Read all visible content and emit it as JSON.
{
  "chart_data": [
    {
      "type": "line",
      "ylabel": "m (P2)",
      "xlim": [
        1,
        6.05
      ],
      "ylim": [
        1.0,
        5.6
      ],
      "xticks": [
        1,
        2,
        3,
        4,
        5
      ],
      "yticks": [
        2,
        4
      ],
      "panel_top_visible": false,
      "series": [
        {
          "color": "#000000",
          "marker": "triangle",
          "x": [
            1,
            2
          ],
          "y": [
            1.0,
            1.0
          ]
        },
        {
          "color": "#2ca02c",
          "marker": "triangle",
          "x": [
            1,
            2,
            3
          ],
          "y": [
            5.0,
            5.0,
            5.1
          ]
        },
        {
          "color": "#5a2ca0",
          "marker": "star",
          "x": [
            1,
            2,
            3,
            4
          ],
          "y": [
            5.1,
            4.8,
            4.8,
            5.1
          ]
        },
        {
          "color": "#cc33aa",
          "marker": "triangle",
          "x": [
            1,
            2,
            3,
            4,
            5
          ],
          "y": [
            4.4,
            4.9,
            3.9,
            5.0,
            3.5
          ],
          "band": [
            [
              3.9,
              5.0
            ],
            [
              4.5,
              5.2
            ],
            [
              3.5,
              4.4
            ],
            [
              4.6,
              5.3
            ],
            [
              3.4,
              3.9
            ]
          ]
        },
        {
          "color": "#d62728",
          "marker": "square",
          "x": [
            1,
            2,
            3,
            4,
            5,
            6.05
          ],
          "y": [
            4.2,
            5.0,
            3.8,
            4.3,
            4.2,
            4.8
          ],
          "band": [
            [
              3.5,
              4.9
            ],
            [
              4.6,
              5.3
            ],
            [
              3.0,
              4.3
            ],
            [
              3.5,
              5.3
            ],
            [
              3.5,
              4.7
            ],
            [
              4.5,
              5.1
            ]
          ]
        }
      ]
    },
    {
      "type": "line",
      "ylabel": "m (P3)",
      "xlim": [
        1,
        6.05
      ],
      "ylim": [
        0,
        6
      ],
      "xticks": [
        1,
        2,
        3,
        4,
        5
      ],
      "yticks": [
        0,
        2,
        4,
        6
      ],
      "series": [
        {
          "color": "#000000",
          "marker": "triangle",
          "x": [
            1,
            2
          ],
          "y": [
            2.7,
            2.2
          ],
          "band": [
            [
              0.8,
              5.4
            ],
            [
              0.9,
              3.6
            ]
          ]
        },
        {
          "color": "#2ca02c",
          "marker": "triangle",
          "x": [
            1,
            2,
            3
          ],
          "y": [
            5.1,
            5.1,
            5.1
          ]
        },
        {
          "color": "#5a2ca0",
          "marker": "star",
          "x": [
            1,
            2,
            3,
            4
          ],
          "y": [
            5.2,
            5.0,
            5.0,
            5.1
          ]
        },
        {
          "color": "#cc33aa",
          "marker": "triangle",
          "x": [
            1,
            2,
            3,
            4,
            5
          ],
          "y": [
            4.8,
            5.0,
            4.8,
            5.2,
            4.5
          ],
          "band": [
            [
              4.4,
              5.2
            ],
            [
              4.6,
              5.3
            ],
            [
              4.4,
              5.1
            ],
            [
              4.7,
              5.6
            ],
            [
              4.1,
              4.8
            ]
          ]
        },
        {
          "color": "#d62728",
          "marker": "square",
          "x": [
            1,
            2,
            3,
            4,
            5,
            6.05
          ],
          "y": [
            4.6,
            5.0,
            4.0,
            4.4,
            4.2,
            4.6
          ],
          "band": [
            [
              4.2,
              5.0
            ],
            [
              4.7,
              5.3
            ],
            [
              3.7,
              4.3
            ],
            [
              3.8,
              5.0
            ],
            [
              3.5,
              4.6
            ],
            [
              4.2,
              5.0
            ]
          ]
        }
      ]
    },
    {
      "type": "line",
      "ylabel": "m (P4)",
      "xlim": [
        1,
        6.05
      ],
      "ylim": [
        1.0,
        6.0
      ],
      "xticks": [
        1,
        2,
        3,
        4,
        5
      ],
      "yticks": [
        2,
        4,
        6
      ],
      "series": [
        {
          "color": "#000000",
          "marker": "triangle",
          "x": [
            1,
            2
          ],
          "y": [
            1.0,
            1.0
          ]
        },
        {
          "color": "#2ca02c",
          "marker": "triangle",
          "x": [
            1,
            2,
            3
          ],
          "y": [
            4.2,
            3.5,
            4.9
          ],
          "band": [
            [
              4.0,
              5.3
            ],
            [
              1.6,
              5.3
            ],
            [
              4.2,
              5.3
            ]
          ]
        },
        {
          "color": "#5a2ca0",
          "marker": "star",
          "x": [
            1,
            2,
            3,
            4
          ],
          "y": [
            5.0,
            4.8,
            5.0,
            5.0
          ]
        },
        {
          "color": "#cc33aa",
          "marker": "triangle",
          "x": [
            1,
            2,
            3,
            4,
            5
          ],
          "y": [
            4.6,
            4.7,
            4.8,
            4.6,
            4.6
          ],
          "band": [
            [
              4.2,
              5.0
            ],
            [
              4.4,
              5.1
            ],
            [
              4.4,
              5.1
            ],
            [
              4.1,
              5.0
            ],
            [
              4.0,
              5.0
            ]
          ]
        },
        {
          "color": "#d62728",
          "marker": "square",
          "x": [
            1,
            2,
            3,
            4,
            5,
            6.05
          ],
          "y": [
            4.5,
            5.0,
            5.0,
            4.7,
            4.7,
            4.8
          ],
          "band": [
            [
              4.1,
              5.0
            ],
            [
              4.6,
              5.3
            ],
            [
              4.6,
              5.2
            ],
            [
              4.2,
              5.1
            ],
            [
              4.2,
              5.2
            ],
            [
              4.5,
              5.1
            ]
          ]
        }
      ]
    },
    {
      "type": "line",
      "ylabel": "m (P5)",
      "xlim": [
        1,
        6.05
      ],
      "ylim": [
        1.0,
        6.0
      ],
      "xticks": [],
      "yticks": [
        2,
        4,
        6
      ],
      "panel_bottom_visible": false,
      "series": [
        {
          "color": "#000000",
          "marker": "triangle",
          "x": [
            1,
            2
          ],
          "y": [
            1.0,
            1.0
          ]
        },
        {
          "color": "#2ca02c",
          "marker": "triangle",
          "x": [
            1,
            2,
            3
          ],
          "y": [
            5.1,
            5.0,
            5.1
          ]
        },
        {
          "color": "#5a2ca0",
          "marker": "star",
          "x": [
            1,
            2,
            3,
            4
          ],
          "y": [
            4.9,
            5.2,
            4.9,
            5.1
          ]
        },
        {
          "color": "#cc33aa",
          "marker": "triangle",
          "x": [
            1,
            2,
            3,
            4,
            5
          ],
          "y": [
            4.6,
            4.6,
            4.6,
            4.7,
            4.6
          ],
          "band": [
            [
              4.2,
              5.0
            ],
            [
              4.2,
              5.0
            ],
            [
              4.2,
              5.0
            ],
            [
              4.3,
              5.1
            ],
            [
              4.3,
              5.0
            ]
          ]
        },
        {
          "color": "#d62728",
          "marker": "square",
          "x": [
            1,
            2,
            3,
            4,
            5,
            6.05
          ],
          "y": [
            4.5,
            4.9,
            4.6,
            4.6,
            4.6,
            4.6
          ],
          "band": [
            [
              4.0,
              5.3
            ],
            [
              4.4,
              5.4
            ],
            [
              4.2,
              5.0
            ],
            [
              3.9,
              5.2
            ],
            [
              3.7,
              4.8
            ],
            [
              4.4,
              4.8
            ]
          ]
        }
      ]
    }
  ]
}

________________________________________

Reproduce each entry above exactly, keeping every word.

• ANSWER FOR THIS EXERCISE
Read all visible content and emit it as JSON.
{
  "chart_data": [
    {
      "type": "line",
      "ylabel": "m (P2)",
      "xlim": [
        1,
        6.05
      ],
      "ylim": [
        1.0,
        5.6
      ],
      "xticks": [
        1,
        2,
        3,
        4,
        5
      ],
      "yticks": [
        2,
        4
      ],
      "panel_top_visible": false,
      "series": [
        {
          "color": "#000000",
          "marker": "triangle",
          "x": [
            1,
            2
          ],
          "y": [
            1.0,
            1.0
          ]
        },
        {
          "color": "#2ca02c",
          "marker": "triangle",
          "x": [
            1,
            2,
            3
          ],
          "y": [
            5.0,
            5.0,
            5.1
          ]
        },
        {
          "color": "#5a2ca0",
          "marker": "star",
          "x": [
            1,
            2,
            3,
            4
          ],
          "y": [
            5.1,
            4.8,
            4.8,
            5.1
          ]
        },
        {
          "color": "#cc33aa",
          "marker": "triangle",
          "x": [
            1,
            2,
            3,
            4,
            5
          ],
          "y": [
            4.4,
            4.9,
            3.9,
            5.0,
            3.5
          ],
          "band": [
            [
              3.9,
              5.0
            ],
            [
              4.5,
              5.2
            ],
            [
              3.5,
              4.4
            ],
            [
              4.6,
              5.3
            ],
            [
              3.4,
              3.9
            ]
          ]
        },
        {
          "color": "#d62728",
          "marker": "square",
          "x": [
            1,
            2,
            3,
            4,
            5,
            6.05
          ],
          "y": [
            4.2,
            5.0,
            3.8,
            4.3,
            4.2,
            4.8
          ],
          "band": [
            [
              3.5,
              4.9
            ],
            [
              4.6,
              5.3
            ],
            [
              3.0,
              4.3
            ],
            [
              3.5,
              5.3
            ],
            [
              3.5,
              4.7
            ],
            [
              4.5,
              5.1
            ]
          ]
        }
      ]
    },
    {
      "type": "line",
      "ylabel": "m (P3)",
      "xlim": [
        1,
        6.05
      ],
      "ylim": [
        0,
        6
      ],
      "xticks": [
        1,
        2,
        3,
        4,
        5
      ],
      "yticks": [
        0,
        2,
        4,
        6
      ],
      "series": [
        {
          "color": "#000000",
          "marker": "triangle",
          "x": [
            1,
            2
          ],
          "y": [
            2.7,
            2.2
          ],
          "band": [
            [
              0.8,
              5.4
            ],
            [
              0.9,
              3.6
            ]
          ]
        },
        {
          "color": "#2ca02c",
          "marker": "triangle",
          "x": [
            1,
            2,
            3
          ],
          "y": [
            5.1,
            5.1,
            5.1
          ]
        },
        {
          "color": "#5a2ca0",
          "marker": "star",
          "x": [
            1,
            2,
            3,
            4
          ],
          "y": [
            5.2,
            5.0,
            5.0,
            5.1
          ]
        },
        {
          "color": "#cc33aa",
          "marker": "triangle",
          "x": [
            1,
            2,
            3,
            4,
            5
          ],
          "y": [
            4.8,
            5.0,
            4.8,
            5.2,
            4.5
          ],
          "band": [
            [
              4.4,
              5.2
            ],
            [
              4.6,
              5.3
            ],
            [
              4.4,
              5.1
            ],
            [
              4.7,
              5.6
            ],
            [
              4.1,
              4.8
            ]
          ]
        },
        {
          "color": "#d62728",
          "marker": "square",
          "x": [
            1,
            2,
            3,
            4,
            5,
            6.05
          ],
          "y": [
            4.6,
            5.0,
            4.0,
            4.4,
            4.2,
            4.6
          ],
          "band": [
            [
              4.2,
              5.0
            ],
            [
              4.7,
              5.3
            ],
            [
              3.7,
              4.3
            ],
            [
              3.8,
              5.0
            ],
            [
              3.5,
              4.6
            ],
            [
              4.2,
              5.0
            ]
          ]
        }
      ]
    },
    {
      "type": "line",
      "ylabel": "m (P4)",
      "xlim": [
        1,
        6.05
      ],
      "ylim": [
        1.0,
        6.0
      ],
      "xticks": [
        1,
        2,
        3,
        4,
        5
      ],
      "yticks": [
        2,
        4,
        6
      ],
      "series": [
        {
          "color": "#000000",
          "marker": "triangle",
          "x": [
            1,
            2
          ],
          "y": [
            1.0,
            1.0
          ]
        },
        {
          "color": "#2ca02c",
          "marker": "triangle",
          "x": [
            1,
            2,
            3
          ],
          "y": [
            4.2,
            3.5,
            4.9
          ],
          "band": [
            [
              4.0,
              5.3
            ],
            [
              1.6,
              5.3
            ],
            [
              4.2,
              5.3
            ]
          ]
        },
        {
          "color": "#5a2ca0",
          "marker": "star",
          "x": [
            1,
            2,
            3,
            4
          ],
          "y": [
            5.0,
            4.8,
            5.0,
            5.0
          ]
        },
        {
          "color": "#cc33aa",
          "marker": "triangle",
          "x": [
            1,
            2,
            3,
            4,
            5
          ],
          "y": [
            4.6,
            4.7,
            4.8,
            4.6,
            4.6
          ],
          "band": [
            [
              4.2,
              5.0
            ],
            [
              4.4,
              5.1
            ],
            [
              4.4,
              5.1
            ],
            [
              4.1,
              5.0
            ],
            [
              4.0,
              5.0
            ]
          ]
        },
        {
          "color": "#d62728",
          "marker": "square",
          "x": [
            1,
            2,
            3,
            4,
            5,
            6.05
          ],
          "y": [
            4.5,
            5.0,
            5.0,
            4.7,
            4.7,
            4.8
          ],
          "band": [
            [
              4.1,
              5.0
            ],
            [
              4.6,
              5.3
            ],
            [
              4.6,
              5.2
            ],
            [
              4.2,
              5.1
            ],
            [
              4.2,
              5.2
            ],
            [
              4.5,
              5.1
            ]
          ]
        }
      ]
    },
    {
      "type": "line",
      "ylabel": "m (P5)",
      "xlim": [
        1,
        6.05
      ],
      "ylim": [
        1.0,
        6.0
      ],
      "xticks": [],
      "yticks": [
        2,
        4,
        6
      ],
      "panel_bottom_visible": false,
      "series": [
        {
          "color": "#000000",
          "marker": "triangle",
          "x": [
            1,
            2
          ],
          "y": [
            1.0,
            1.0
          ]
        },
        {
          "color": "#2ca02c",
          "marker": "triangle",
          "x": [
            1,
            2,
            3
          ],
          "y": [
            5.1,
            5.0,
            5.1
          ]
        },
        {
          "color": "#5a2ca0",
          "marker": "star",
          "x": [
            1,
            2,
            3,
            4
          ],
          "y": [
            4.9,
            5.2,
            4.9,
            5.1
          ]
        },
        {
          "color": "#cc33aa",
          "marker": "triangle",
          "x": [
            1,
            2,
            3,
            4,
            5
          ],
          "y": [
            4.6,
            4.6,
            4.6,
            4.7,
            4.6
          ],
          "band": [
            [
              4.2,
              5.0
            ],
            [
              4.2,
              5.0
            ],
            [
              4.2,
              5.0
            ],
            [
              4.3,
              5.1
            ],
            [
              4.3,
              5.0
            ]
          ]
        },
        {
          "color": "#d62728",
          "marker": "square",
          "x": [
            1,
            2,
            3,
            4,
            5,
            6.05
          ],
          "y": [
            4.5,
            4.9,
            4.6,
            4.6,
            4.6,
            4.6
          ],
          "band": [
            [
              4.0,
              5.3
            ],
            [
              4.4,
              5.4
            ],
            [
              4.2,
              5.0
            ],
            [
              3.9,
              5.2
            ],
            [
              3.7,
              4.8
            ],
            [
              4.4,
              4.8
            ]
          ]
        }
      ]
    }
  ]
}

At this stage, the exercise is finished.